• Written exercise:
Each line of the material must be repeated precisely, with the pictures left out.

• Exercise data:
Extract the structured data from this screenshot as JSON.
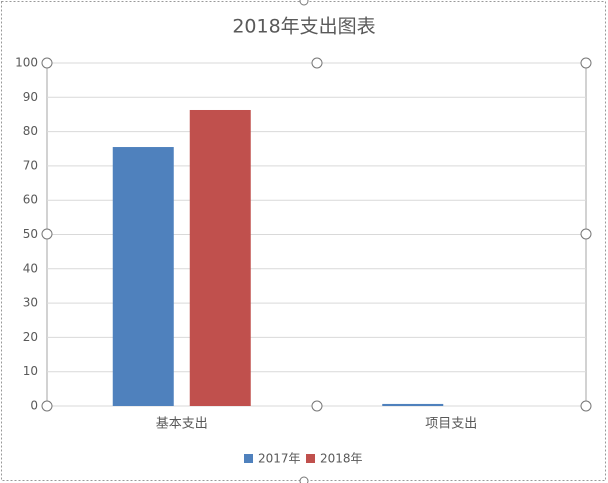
{
  "chart_data": {
    "type": "bar",
    "title": "2018年支出图表",
    "categories": [
      "基本支出",
      "项目支出"
    ],
    "series": [
      {
        "name": "2017年",
        "color": "#4f81bd",
        "values": [
          75.5,
          0.6
        ]
      },
      {
        "name": "2018年",
        "color": "#c0504d",
        "values": [
          86.3,
          0
        ]
      }
    ],
    "ylim": [
      0,
      100
    ],
    "yticks": [
      0,
      10,
      20,
      30,
      40,
      50,
      60,
      70,
      80,
      90,
      100
    ],
    "grid": true,
    "legend": "bottom"
  }
}
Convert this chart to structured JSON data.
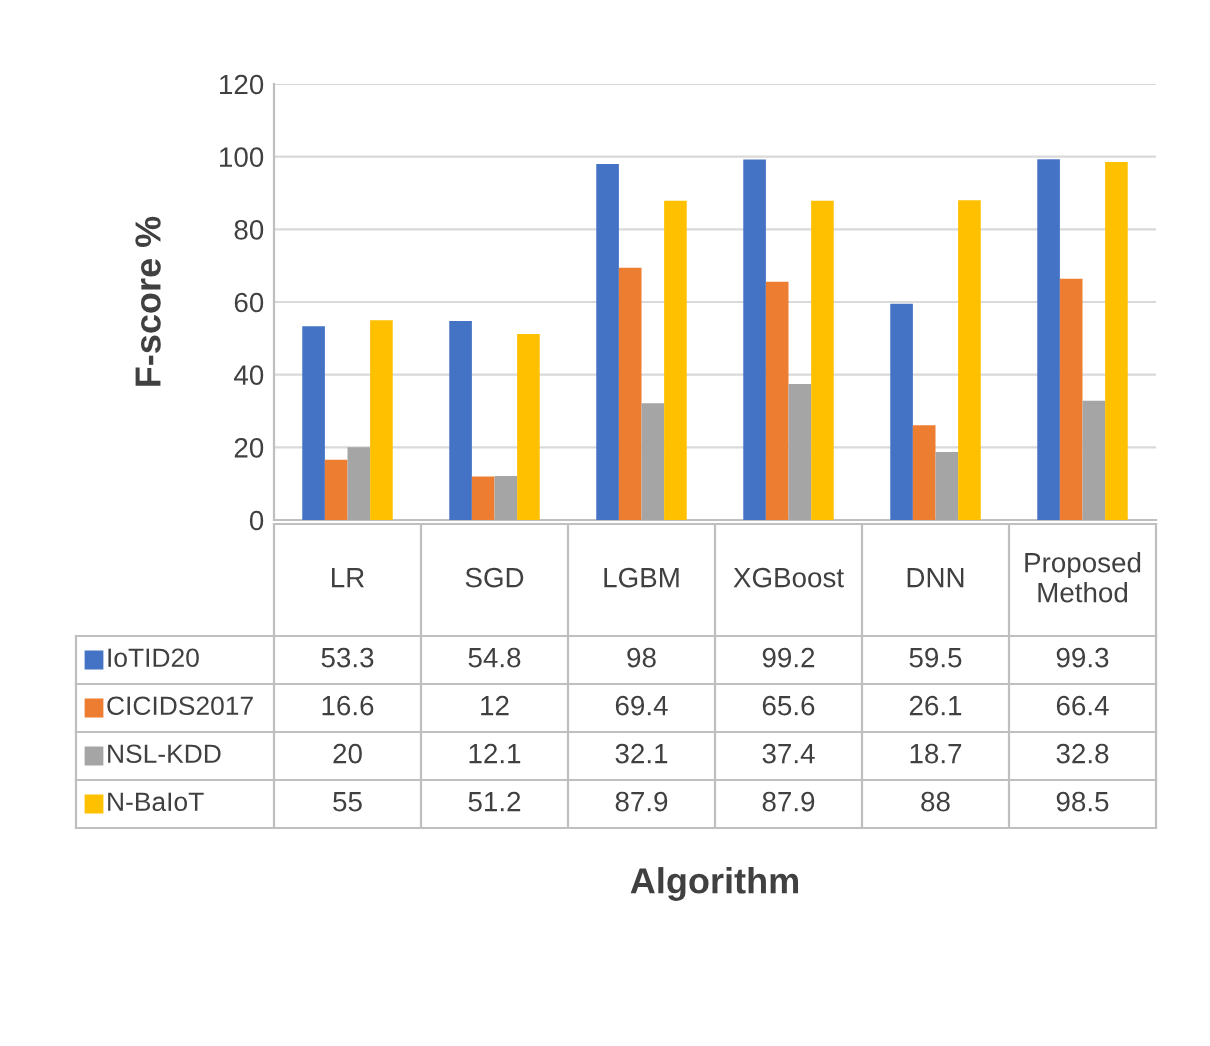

• Result:
Extract the structured data from this screenshot as JSON.
{
  "chart_data": {
    "type": "bar",
    "title": "2018年支出图表",
    "categories": [
      "基本支出",
      "项目支出"
    ],
    "series": [
      {
        "name": "2017年",
        "color": "#4f81bd",
        "values": [
          75.5,
          0.6
        ]
      },
      {
        "name": "2018年",
        "color": "#c0504d",
        "values": [
          86.3,
          0
        ]
      }
    ],
    "ylim": [
      0,
      100
    ],
    "yticks": [
      0,
      10,
      20,
      30,
      40,
      50,
      60,
      70,
      80,
      90,
      100
    ],
    "grid": true,
    "legend": "bottom"
  }
}
Convert this chart to structured JSON data.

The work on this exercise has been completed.